• _Task to carry out_
List each line of the data that holds the string "name".

• _Dataset rows_

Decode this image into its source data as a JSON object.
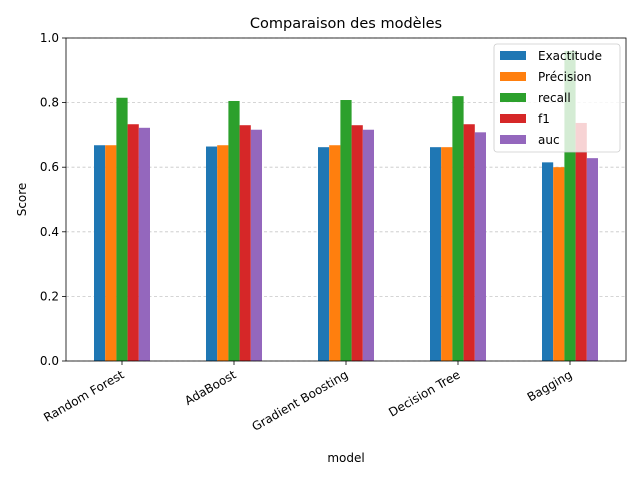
{
  "chart_data": {
    "type": "bar",
    "title": "Comparaison des modèles",
    "xlabel": "model",
    "ylabel": "Score",
    "ylim": [
      0,
      1.0
    ],
    "yticks": [
      "0.0",
      "0.2",
      "0.4",
      "0.6",
      "0.8",
      "1.0"
    ],
    "grid": "y-dashed",
    "legend_position": "top-right",
    "categories": [
      "Random Forest",
      "AdaBoost",
      "Gradient Boosting",
      "Decision Tree",
      "Bagging"
    ],
    "series": [
      {
        "name": "Exactitude",
        "color": "#1f77b4",
        "values": [
          0.668,
          0.664,
          0.662,
          0.662,
          0.615
        ]
      },
      {
        "name": "Précision",
        "color": "#ff7f0e",
        "values": [
          0.668,
          0.668,
          0.668,
          0.662,
          0.6
        ]
      },
      {
        "name": "recall",
        "color": "#2ca02c",
        "values": [
          0.815,
          0.805,
          0.808,
          0.82,
          0.96
        ]
      },
      {
        "name": "f1",
        "color": "#d62728",
        "values": [
          0.733,
          0.73,
          0.73,
          0.733,
          0.737
        ]
      },
      {
        "name": "auc",
        "color": "#9467bd",
        "values": [
          0.722,
          0.716,
          0.716,
          0.708,
          0.628
        ]
      }
    ]
  }
}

• _Problem solution_
        "name": "Exactitude",
        "name": "Précision",
        "name": "recall",
        "name": "f1",
        "name": "auc",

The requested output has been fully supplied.